- [WHAT YOU NEED TO DO]:
Look over the lines below. Report each one that includes the string "firefox".

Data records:
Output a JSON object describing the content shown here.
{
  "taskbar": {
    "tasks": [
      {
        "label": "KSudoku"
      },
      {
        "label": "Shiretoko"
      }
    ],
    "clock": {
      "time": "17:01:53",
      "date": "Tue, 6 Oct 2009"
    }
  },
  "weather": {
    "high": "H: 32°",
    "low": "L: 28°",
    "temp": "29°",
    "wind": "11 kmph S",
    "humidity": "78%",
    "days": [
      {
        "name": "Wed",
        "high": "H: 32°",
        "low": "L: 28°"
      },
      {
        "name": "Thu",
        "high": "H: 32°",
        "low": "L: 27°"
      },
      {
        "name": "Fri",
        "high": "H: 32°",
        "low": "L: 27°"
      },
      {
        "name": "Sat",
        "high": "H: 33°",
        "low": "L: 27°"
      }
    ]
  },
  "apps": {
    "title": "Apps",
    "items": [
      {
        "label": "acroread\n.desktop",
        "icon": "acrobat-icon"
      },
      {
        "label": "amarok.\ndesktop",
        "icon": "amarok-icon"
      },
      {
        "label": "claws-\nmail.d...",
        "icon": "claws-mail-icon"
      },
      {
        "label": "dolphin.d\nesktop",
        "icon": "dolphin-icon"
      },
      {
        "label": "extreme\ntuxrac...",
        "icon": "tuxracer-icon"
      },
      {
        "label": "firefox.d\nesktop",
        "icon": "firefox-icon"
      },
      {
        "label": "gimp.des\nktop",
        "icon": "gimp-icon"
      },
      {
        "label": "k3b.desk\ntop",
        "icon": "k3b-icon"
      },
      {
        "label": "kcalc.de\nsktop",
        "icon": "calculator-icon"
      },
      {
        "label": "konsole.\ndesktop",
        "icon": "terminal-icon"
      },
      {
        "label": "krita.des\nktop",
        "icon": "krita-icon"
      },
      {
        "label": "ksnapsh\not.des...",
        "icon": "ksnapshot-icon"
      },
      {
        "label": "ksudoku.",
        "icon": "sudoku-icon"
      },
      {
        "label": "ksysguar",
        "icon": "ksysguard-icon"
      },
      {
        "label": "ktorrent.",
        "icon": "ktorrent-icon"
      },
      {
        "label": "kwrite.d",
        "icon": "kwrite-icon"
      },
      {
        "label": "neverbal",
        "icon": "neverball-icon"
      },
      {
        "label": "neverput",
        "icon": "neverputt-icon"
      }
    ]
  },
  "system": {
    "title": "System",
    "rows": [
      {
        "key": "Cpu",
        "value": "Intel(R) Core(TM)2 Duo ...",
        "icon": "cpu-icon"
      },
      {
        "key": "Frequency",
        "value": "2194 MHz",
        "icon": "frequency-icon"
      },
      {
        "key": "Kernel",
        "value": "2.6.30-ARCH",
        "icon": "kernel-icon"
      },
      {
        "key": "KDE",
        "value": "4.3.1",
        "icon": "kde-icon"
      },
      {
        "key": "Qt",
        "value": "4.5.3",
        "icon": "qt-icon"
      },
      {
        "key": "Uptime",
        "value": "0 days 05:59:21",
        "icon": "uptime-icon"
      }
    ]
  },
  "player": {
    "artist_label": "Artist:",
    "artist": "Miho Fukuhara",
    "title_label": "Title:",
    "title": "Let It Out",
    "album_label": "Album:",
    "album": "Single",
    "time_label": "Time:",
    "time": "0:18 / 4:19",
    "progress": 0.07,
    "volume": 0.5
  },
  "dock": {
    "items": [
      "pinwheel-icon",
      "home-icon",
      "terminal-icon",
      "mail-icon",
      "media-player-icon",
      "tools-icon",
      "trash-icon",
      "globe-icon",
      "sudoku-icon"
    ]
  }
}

- [EXERCISE OUTPUT]:
        "label": "firefox.d\nesktop",
        "icon": "firefox-icon"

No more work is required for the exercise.